■ **YOUR INSTRUCTIONS**: Report only the number of lines in this material that include the string "аумағын".

--- start of RAW RECORDS ---

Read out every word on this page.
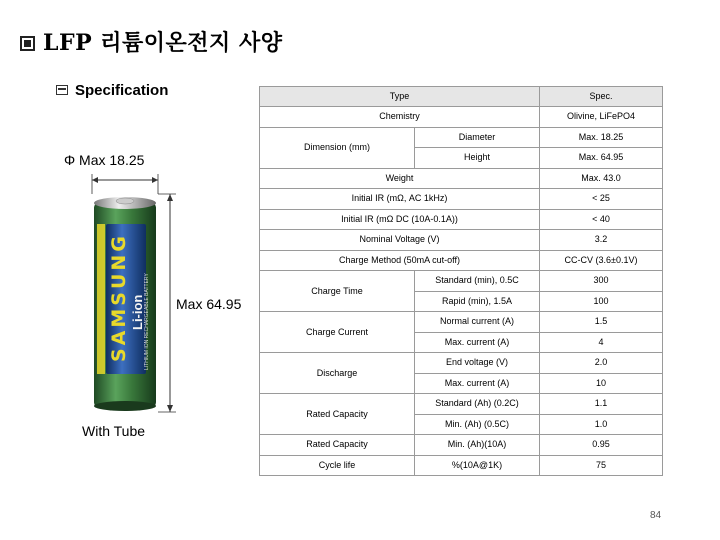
LFP 리튬이온전지 사양
Specification
Φ Max 18.25
Max 64.95
SAMSUNG Li-ion LITHIUM ION RECHARGEABLE BATTERY
With Tube
Type		Spec.
Chemistry		Olivine, LiFePO4
Dimension (mm)	Diameter	Max. 18.25
	Height	Max. 64.95
Weight		Max. 43.0
Initial IR (mΩ, AC 1kHz)		< 25
Initial IR (mΩ DC (10A-0.1A))		< 40
Nominal Voltage (V)		3.2
Charge Method (50mA cut-off)		CC-CV (3.6±0.1V)
Charge Time	Standard (min), 0.5C	300
	Rapid (min), 1.5A	100
Charge Current	Normal current (A)	1.5
	Max. current (A)	4
Discharge	End voltage (V)	2.0
	Max. current (A)	10
Rated Capacity	Standard (Ah) (0.2C)	1.1
	Min. (Ah) (0.5C)	1.0
Rated Capacity	Min. (Ah)(10A)	0.95
Cycle life	%(10A@1K)	75
84
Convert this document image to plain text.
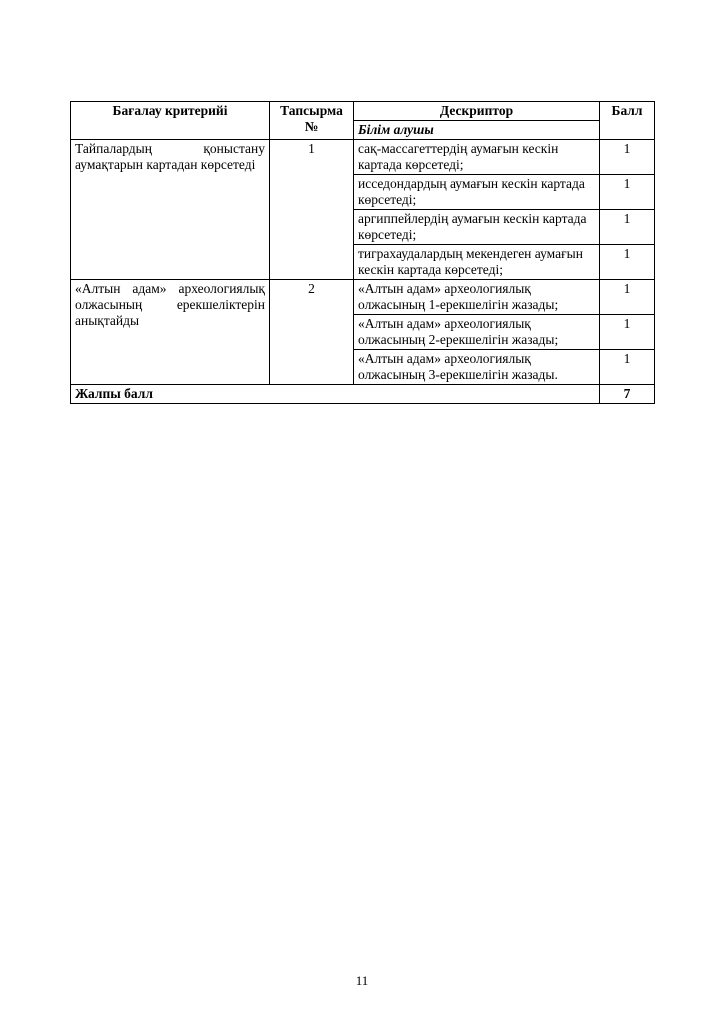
Бағалау критерийі	Тапсырма №	Дескриптор	Балл
		Білім алушы	
Тайпалардың қоныстану аумақтарын картадан көрсетеді	1	сақ-массагеттердің аумағын кескін картада көрсетеді;	1
		исседондардың аумағын кескін картада көрсетеді;	1
		аргиппейлердің аумағын кескін картада көрсетеді;	1
		тиграхаудалардың мекендеген аумағын кескін картада көрсетеді;	1
«Алтын адам» археологиялық олжасының ерекшеліктерін анықтайды	2	«Алтын адам» археологиялық олжасының 1-ерекшелігін жазады;	1
		«Алтын адам» археологиялық олжасының 2-ерекшелігін жазады;	1
		«Алтын адам» археологиялық олжасының 3-ерекшелігін жазады.	1
Жалпы балл			7
11
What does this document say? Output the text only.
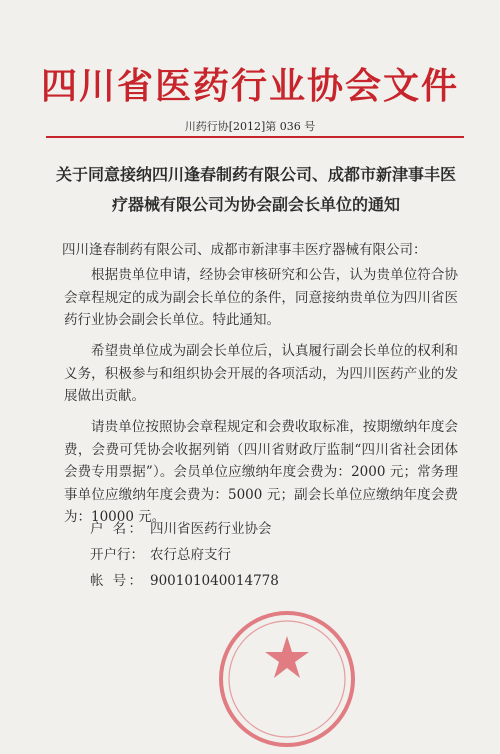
四川省医药行业协会文件
川药行协[2012]第 036 号
关于同意接纳四川逢春制药有限公司、成都市新津事丰医
疗器械有限公司为协会副会长单位的通知
四川逢春制药有限公司、成都市新津事丰医疗器械有限公司：
根据贵单位申请，经协会审核研究和公告，认为贵单位符合协会章程规定的成为副会长单位的条件，同意接纳贵单位为四川省医药行业协会副会长单位。特此通知。
希望贵单位成为副会长单位后，认真履行副会长单位的权利和义务，积极参与和组织协会开展的各项活动，为四川医药产业的发展做出贡献。
请贵单位按照协会章程规定和会费收取标准，按期缴纳年度会费，会费可凭协会收据列销（四川省财政厅监制“四川省社会团体会费专用票据”）。会员单位应缴纳年度会费为：2000 元；常务理事单位应缴纳年度会费为：5000 元；副会长单位应缴纳年度会费为：10000 元。
户 名： 四川省医药行业协会
开户行： 农行总府支行
帐 号： 900101040014778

--- end of RAW RECORDS ---

■ **TASK ANSWER**: 4